═════ Document section ═════
The CS is an energy-efficient approach for future BCIs application, which has been developed over the past few years. However, there are still numerous BCIs application areas in which the CS theory continues to be developed including rehabilitation and restoration [104,105], communication and control [106,107], prevention [108,109], and user state monitoring [110,111]. Although it is beyond the scope of this particular review article, security [112,113] and entertainment [114,115] are other very interesting topics in the BCI field, which can be benefited with CS and should be considered for future studies.

6. Conclusions

The CS framework can help in dealing with many challenges that current BCIs may encounter, which requires the use of fast, long-term, and energy-saving computational approaches. In this article, we have reviewed the available BCIs, which have benefited from the theory of CS in terms of sparse signal representation, sensing matrix, and available reconstruction methods. The discussion around multiple CS reconstruction algorithms reviewed in this article gives us a more complete landscape of this problem as different algorithms come with different trade-offs, such as time and computational complexity. We have also highlighted the advantages and disadvantages of the available algorithms to explore these trade-offs. Though the main focus of this article is to study CS and related BCIs available so far, the paper nevertheless also discusses the idea of reconstruction free CS used for various applications to reduce the complexity of the system.
═════ Data for review ═════
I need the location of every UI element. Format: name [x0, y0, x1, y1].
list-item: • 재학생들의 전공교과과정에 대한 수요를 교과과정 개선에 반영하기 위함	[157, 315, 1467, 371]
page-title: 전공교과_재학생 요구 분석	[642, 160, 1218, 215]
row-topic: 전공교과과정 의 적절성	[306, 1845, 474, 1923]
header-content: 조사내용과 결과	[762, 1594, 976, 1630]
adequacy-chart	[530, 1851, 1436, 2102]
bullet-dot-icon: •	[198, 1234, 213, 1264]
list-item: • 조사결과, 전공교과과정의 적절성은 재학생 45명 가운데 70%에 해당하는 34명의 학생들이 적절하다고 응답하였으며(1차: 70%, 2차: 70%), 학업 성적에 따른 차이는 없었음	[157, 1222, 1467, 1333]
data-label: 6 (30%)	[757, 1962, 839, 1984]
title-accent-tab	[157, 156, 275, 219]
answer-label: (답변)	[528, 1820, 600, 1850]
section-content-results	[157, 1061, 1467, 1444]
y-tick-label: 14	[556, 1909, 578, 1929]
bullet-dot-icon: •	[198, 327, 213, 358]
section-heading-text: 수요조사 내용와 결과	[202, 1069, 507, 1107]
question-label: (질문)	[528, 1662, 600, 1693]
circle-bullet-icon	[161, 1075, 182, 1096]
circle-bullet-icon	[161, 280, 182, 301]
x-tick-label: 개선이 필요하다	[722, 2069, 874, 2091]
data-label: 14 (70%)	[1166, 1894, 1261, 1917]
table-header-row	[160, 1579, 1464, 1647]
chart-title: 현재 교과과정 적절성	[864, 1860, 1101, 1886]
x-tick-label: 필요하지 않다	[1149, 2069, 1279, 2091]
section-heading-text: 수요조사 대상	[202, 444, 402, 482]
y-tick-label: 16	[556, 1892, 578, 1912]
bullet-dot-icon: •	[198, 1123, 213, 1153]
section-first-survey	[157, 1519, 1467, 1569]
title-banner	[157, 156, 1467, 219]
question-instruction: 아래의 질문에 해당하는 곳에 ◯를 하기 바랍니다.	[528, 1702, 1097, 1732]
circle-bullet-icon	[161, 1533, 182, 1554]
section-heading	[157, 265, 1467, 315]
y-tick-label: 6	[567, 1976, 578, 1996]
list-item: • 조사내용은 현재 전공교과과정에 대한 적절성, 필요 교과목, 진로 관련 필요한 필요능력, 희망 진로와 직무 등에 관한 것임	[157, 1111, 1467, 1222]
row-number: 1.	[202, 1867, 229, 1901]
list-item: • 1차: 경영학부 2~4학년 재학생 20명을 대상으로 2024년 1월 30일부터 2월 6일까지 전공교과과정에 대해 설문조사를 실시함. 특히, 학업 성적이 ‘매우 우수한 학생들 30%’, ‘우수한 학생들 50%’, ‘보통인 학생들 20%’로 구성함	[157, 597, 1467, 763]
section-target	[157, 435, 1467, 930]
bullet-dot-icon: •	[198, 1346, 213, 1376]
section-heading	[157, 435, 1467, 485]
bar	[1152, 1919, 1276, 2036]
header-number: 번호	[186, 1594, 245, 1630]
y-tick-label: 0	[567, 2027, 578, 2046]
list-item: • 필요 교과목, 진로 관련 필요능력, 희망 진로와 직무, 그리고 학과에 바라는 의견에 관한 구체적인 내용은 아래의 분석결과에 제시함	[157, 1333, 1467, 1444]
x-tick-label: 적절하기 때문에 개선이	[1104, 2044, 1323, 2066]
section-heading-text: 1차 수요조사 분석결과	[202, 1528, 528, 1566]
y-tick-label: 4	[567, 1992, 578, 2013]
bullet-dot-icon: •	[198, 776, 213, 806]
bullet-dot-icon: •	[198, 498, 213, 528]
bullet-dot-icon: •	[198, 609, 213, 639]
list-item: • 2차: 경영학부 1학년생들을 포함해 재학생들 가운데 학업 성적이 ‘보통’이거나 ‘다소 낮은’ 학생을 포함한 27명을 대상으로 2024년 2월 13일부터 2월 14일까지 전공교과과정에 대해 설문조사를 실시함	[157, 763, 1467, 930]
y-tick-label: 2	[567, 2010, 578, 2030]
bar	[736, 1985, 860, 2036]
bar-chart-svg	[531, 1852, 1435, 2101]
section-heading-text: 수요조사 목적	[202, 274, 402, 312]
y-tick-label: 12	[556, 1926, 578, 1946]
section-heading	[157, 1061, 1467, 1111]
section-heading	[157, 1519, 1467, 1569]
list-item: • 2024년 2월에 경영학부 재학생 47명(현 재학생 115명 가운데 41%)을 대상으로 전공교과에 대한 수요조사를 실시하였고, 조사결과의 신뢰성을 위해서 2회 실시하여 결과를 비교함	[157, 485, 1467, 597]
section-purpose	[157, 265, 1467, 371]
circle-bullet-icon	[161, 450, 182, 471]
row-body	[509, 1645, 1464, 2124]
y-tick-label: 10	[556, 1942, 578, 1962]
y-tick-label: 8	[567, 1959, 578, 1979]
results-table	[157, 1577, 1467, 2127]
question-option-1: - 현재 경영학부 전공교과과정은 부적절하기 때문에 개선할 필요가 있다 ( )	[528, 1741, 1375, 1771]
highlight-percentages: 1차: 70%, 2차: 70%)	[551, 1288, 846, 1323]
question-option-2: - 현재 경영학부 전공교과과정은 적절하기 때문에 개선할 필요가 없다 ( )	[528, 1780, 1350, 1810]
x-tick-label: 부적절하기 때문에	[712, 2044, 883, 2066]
═════
§ **Parts of the exercise**:
a - Answer these questions about the excerpt on CS and BCIs:
(i) Which two topics does it describe as beyond the scope of the review but worth considering in future studies?
(ii) In terms of which three aspects of CS theory were the available BCIs reviewed?
(iii) What examples of trade-offs between reconstruction algorithms does it give?
b - Write out the stretch of the excerpt on CS and BCIs from "The CS is an" through "for future studies.", replacing "entertainment" with "gaming".
Rely only on the excerpt on CS and BCIs when responding.

§ **Results of the exercise**:
a -
(i) Security and entertainment.
(ii) Sparse signal representation, sensing matrix, and available reconstruction methods.
(iii) Time and computational complexity.

b -
The CS is an energy-efficient approach for future BCIs application, which has been developed over the past few years. However, there are still numerous BCIs application areas in which the CS theory continues to be developed including rehabilitation and restoration [104,105], communication and control [106,107], prevention [108,109], and user state monitoring [110,111]. Although it is beyond the scope of this particular review article, security [112,113] and gaming [114,115] are other very interesting topics in the BCI field, which can be benefited with CS and should be considered for future studies.